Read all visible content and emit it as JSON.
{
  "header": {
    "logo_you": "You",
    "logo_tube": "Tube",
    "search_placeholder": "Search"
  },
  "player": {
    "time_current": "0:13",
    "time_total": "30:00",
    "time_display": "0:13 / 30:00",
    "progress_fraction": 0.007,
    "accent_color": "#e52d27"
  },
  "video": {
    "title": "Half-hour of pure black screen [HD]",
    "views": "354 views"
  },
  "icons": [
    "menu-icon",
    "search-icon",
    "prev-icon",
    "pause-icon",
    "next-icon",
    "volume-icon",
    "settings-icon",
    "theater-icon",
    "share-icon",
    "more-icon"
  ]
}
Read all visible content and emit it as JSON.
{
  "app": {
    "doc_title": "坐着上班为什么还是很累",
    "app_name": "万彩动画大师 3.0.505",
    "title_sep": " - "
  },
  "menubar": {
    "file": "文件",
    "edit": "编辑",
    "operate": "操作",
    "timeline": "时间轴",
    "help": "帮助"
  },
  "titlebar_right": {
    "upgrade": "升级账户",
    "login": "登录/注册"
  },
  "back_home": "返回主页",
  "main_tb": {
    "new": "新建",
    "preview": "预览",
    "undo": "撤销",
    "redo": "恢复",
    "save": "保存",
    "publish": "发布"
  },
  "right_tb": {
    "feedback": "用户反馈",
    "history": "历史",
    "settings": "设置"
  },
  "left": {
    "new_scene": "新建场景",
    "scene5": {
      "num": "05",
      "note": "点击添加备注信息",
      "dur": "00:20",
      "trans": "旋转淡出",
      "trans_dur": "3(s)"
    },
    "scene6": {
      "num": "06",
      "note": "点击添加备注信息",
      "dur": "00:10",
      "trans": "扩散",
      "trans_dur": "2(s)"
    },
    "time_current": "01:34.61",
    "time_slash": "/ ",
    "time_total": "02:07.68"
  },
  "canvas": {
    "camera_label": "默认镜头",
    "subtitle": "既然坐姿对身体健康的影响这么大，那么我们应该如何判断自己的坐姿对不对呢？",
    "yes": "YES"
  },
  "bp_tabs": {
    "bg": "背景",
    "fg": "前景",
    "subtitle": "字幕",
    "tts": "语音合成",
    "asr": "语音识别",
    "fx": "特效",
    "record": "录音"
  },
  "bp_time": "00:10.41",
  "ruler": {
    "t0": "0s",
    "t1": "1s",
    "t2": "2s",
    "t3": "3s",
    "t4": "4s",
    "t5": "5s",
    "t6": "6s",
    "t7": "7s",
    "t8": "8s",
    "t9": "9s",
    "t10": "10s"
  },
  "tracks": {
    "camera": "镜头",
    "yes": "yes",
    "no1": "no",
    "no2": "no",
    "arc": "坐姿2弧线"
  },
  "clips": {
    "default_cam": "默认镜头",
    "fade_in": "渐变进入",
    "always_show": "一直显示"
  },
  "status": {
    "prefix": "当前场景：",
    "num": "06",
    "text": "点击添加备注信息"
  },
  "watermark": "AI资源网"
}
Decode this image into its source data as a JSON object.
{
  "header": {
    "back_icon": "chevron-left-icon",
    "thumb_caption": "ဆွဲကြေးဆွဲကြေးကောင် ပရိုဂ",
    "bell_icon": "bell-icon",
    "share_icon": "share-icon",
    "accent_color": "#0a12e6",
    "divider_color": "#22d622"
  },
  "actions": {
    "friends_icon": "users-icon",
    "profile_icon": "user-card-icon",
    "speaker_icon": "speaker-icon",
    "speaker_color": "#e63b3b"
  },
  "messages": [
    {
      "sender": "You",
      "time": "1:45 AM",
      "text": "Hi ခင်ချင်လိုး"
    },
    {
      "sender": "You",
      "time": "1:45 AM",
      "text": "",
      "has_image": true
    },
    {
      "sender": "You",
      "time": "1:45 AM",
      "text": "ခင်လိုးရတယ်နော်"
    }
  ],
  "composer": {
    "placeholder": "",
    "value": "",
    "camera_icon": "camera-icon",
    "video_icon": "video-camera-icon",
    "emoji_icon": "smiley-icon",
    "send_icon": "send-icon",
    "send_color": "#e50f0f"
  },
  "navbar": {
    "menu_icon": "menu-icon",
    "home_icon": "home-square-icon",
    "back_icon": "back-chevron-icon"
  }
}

What is expected: Give a word-for-word copy of the records.

Finished answer:
Read all visible content and emit it as JSON.
{
  "header": {
    "logo_you": "You",
    "logo_tube": "Tube",
    "search_placeholder": "Search"
  },
  "player": {
    "time_current": "0:13",
    "time_total": "30:00",
    "time_display": "0:13 / 30:00",
    "progress_fraction": 0.007,
    "accent_color": "#e52d27"
  },
  "video": {
    "title": "Half-hour of pure black screen [HD]",
    "views": "354 views"
  },
  "icons": [
    "menu-icon",
    "search-icon",
    "prev-icon",
    "pause-icon",
    "next-icon",
    "volume-icon",
    "settings-icon",
    "theater-icon",
    "share-icon",
    "more-icon"
  ]
}
Read all visible content and emit it as JSON.
{
  "app": {
    "doc_title": "坐着上班为什么还是很累",
    "app_name": "万彩动画大师 3.0.505",
    "title_sep": " - "
  },
  "menubar": {
    "file": "文件",
    "edit": "编辑",
    "operate": "操作",
    "timeline": "时间轴",
    "help": "帮助"
  },
  "titlebar_right": {
    "upgrade": "升级账户",
    "login": "登录/注册"
  },
  "back_home": "返回主页",
  "main_tb": {
    "new": "新建",
    "preview": "预览",
    "undo": "撤销",
    "redo": "恢复",
    "save": "保存",
    "publish": "发布"
  },
  "right_tb": {
    "feedback": "用户反馈",
    "history": "历史",
    "settings": "设置"
  },
  "left": {
    "new_scene": "新建场景",
    "scene5": {
      "num": "05",
      "note": "点击添加备注信息",
      "dur": "00:20",
      "trans": "旋转淡出",
      "trans_dur": "3(s)"
    },
    "scene6": {
      "num": "06",
      "note": "点击添加备注信息",
      "dur": "00:10",
      "trans": "扩散",
      "trans_dur": "2(s)"
    },
    "time_current": "01:34.61",
    "time_slash": "/ ",
    "time_total": "02:07.68"
  },
  "canvas": {
    "camera_label": "默认镜头",
    "subtitle": "既然坐姿对身体健康的影响这么大，那么我们应该如何判断自己的坐姿对不对呢？",
    "yes": "YES"
  },
  "bp_tabs": {
    "bg": "背景",
    "fg": "前景",
    "subtitle": "字幕",
    "tts": "语音合成",
    "asr": "语音识别",
    "fx": "特效",
    "record": "录音"
  },
  "bp_time": "00:10.41",
  "ruler": {
    "t0": "0s",
    "t1": "1s",
    "t2": "2s",
    "t3": "3s",
    "t4": "4s",
    "t5": "5s",
    "t6": "6s",
    "t7": "7s",
    "t8": "8s",
    "t9": "9s",
    "t10": "10s"
  },
  "tracks": {
    "camera": "镜头",
    "yes": "yes",
    "no1": "no",
    "no2": "no",
    "arc": "坐姿2弧线"
  },
  "clips": {
    "default_cam": "默认镜头",
    "fade_in": "渐变进入",
    "always_show": "一直显示"
  },
  "status": {
    "prefix": "当前场景：",
    "num": "06",
    "text": "点击添加备注信息"
  },
  "watermark": "AI资源网"
}
Decode this image into its source data as a JSON object.
{
  "header": {
    "back_icon": "chevron-left-icon",
    "thumb_caption": "ဆွဲကြေးဆွဲကြေးကောင် ပရိုဂ",
    "bell_icon": "bell-icon",
    "share_icon": "share-icon",
    "accent_color": "#0a12e6",
    "divider_color": "#22d622"
  },
  "actions": {
    "friends_icon": "users-icon",
    "profile_icon": "user-card-icon",
    "speaker_icon": "speaker-icon",
    "speaker_color": "#e63b3b"
  },
  "messages": [
    {
      "sender": "You",
      "time": "1:45 AM",
      "text": "Hi ခင်ချင်လိုး"
    },
    {
      "sender": "You",
      "time": "1:45 AM",
      "text": "",
      "has_image": true
    },
    {
      "sender": "You",
      "time": "1:45 AM",
      "text": "ခင်လိုးရတယ်နော်"
    }
  ],
  "composer": {
    "placeholder": "",
    "value": "",
    "camera_icon": "camera-icon",
    "video_icon": "video-camera-icon",
    "emoji_icon": "smiley-icon",
    "send_icon": "send-icon",
    "send_color": "#e50f0f"
  },
  "navbar": {
    "menu_icon": "menu-icon",
    "home_icon": "home-square-icon",
    "back_icon": "back-chevron-icon"
  }
}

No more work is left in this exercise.